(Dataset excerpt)
━━━━━━

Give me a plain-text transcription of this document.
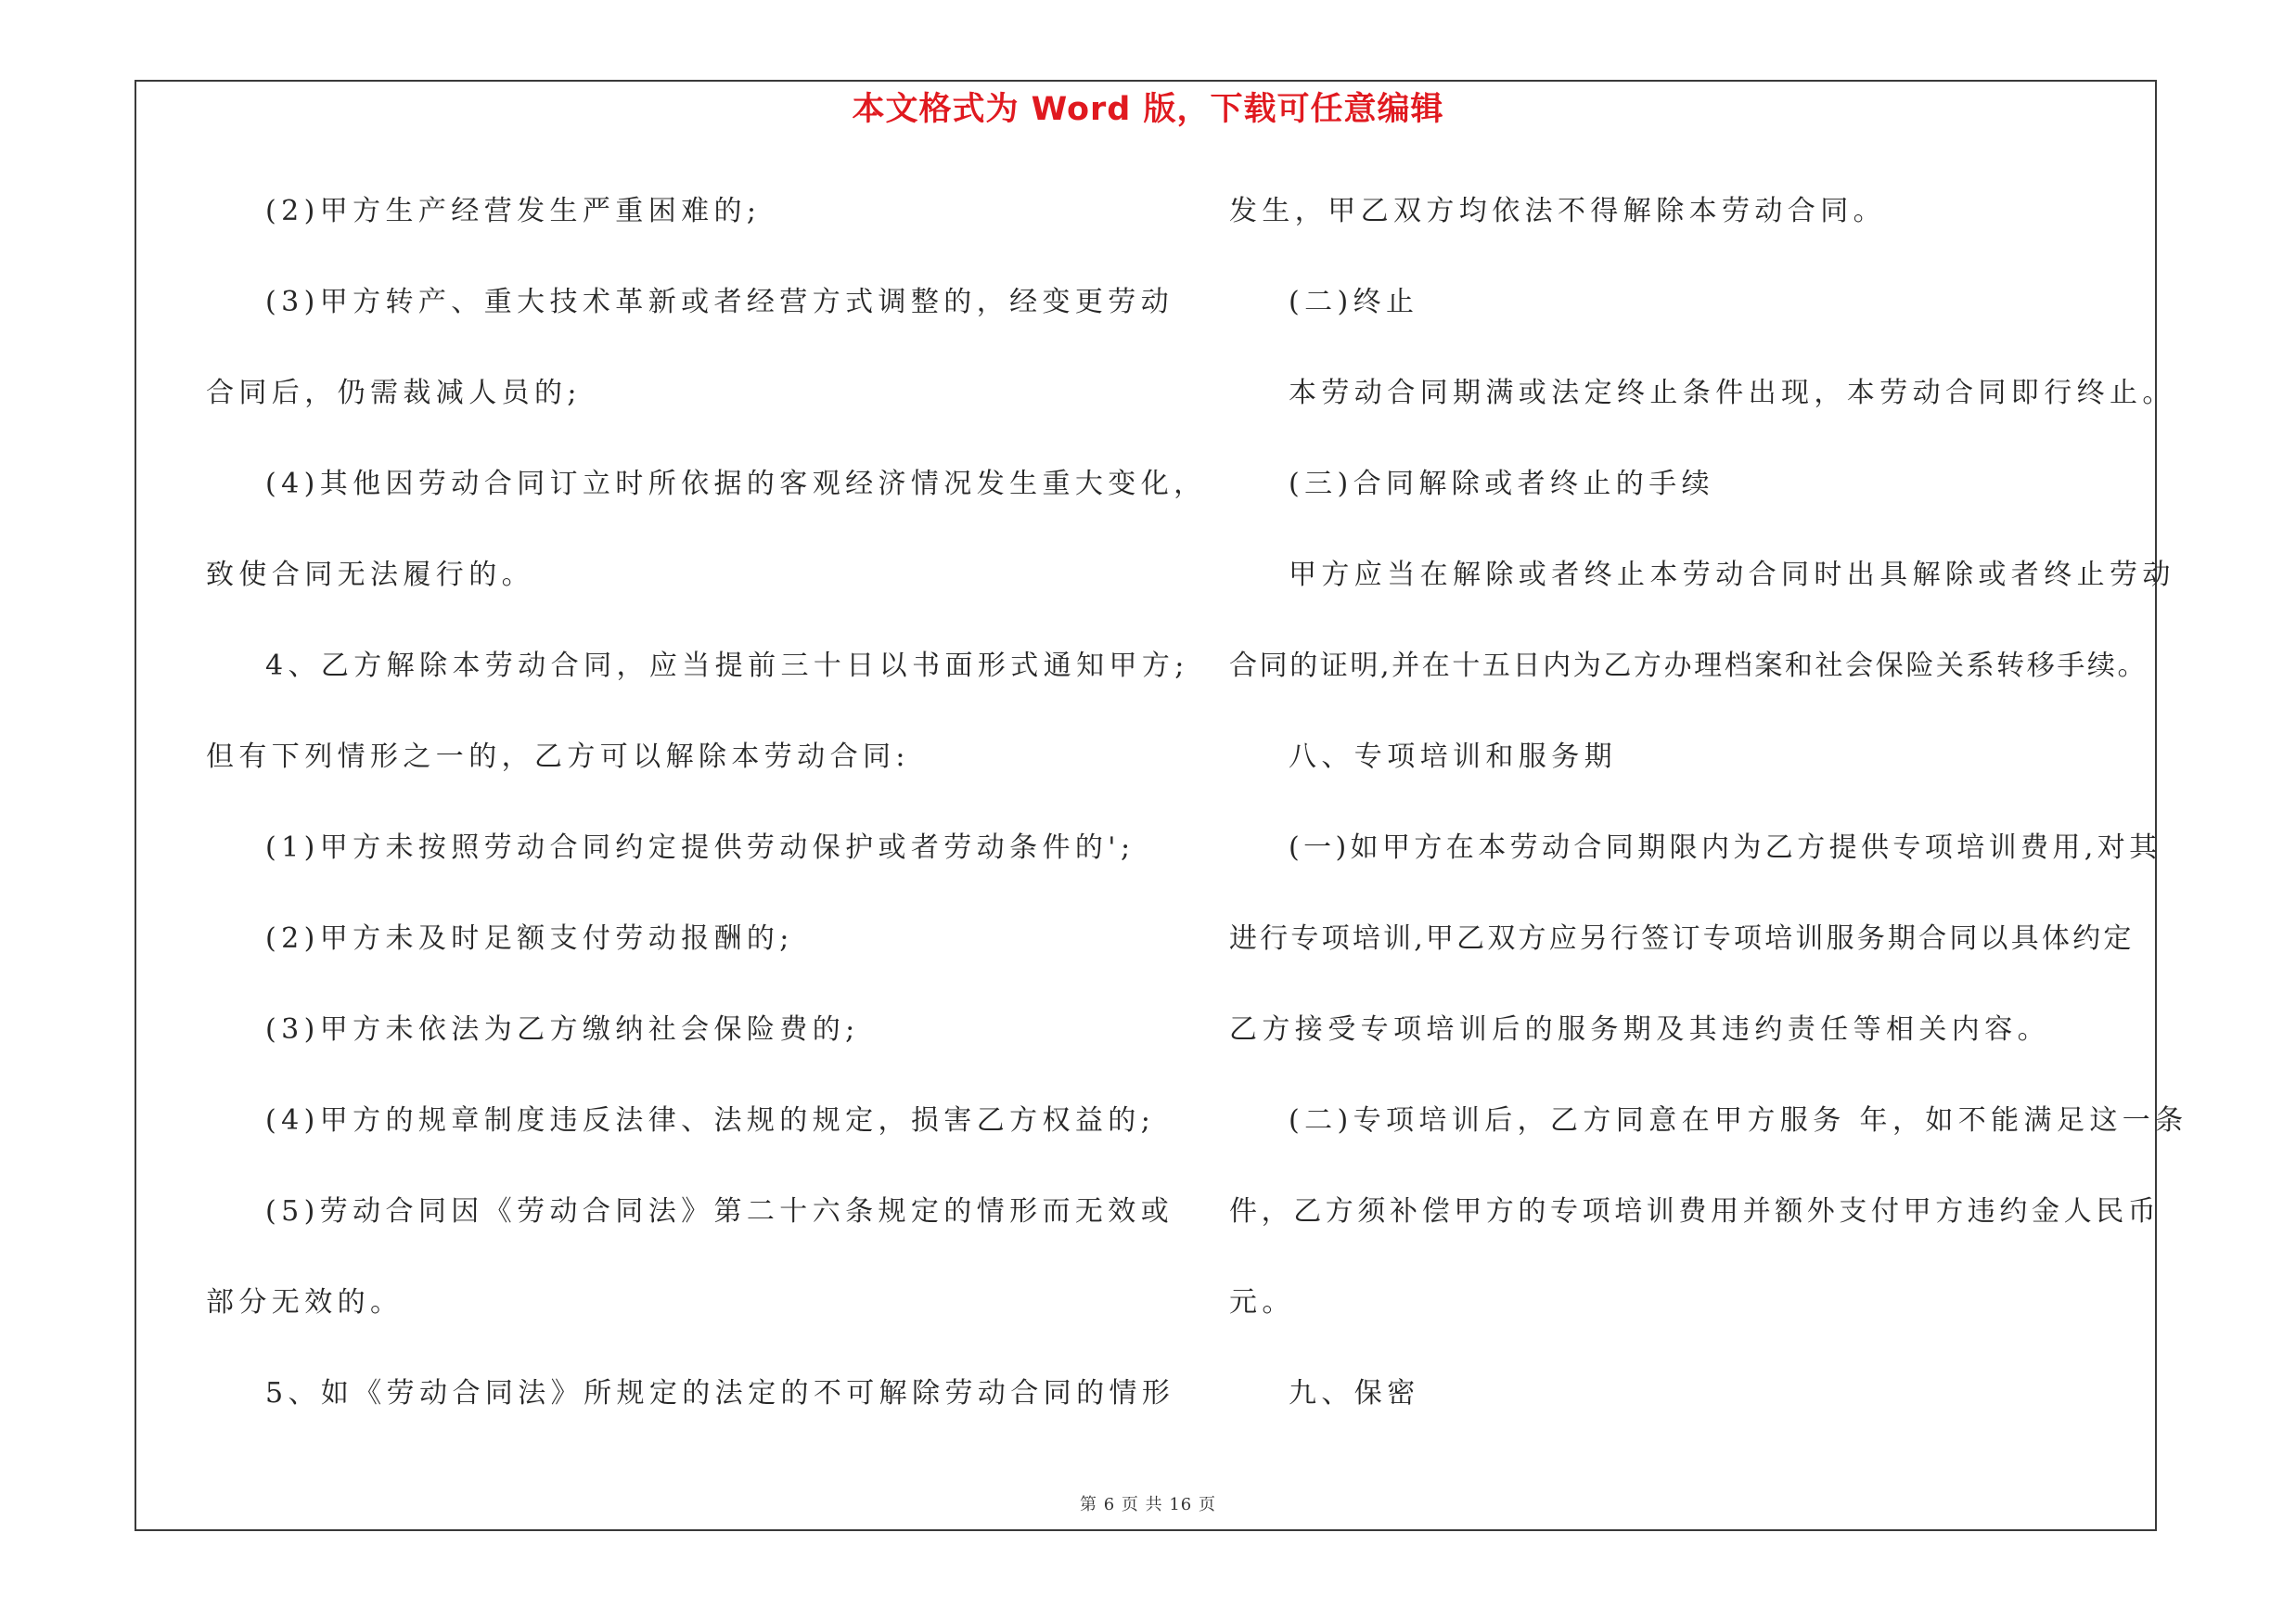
本文格式为 Word 版，下载可任意编辑
(2)甲方生产经营发生严重困难的;
(3)甲方转产、重大技术革新或者经营方式调整的，经变更劳动
合同后，仍需裁减人员的;
(4)其他因劳动合同订立时所依据的客观经济情况发生重大变化，
致使合同无法履行的。
4、乙方解除本劳动合同，应当提前三十日以书面形式通知甲方;
但有下列情形之一的，乙方可以解除本劳动合同:
(1)甲方未按照劳动合同约定提供劳动保护或者劳动条件的';
(2)甲方未及时足额支付劳动报酬的;
(3)甲方未依法为乙方缴纳社会保险费的;
(4)甲方的规章制度违反法律、法规的规定，损害乙方权益的;
(5)劳动合同因《劳动合同法》第二十六条规定的情形而无效或
部分无效的。
5、如《劳动合同法》所规定的法定的不可解除劳动合同的情形
发生，甲乙双方均依法不得解除本劳动合同。
(二)终止
本劳动合同期满或法定终止条件出现，本劳动合同即行终止。
(三)合同解除或者终止的手续
甲方应当在解除或者终止本劳动合同时出具解除或者终止劳动
合同的证明,并在十五日内为乙方办理档案和社会保险关系转移手续。
八、专项培训和服务期
(一)如甲方在本劳动合同期限内为乙方提供专项培训费用,对其
进行专项培训,甲乙双方应另行签订专项培训服务期合同以具体约定
乙方接受专项培训后的服务期及其违约责任等相关内容。
(二)专项培训后，乙方同意在甲方服务 年，如不能满足这一条
件，乙方须补偿甲方的专项培训费用并额外支付甲方违约金人民币
元。
九、保密
第 6 页 共 16 页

━━━━━━

Give only the number of lines in the entries above that contain the string "劳动合同法".

2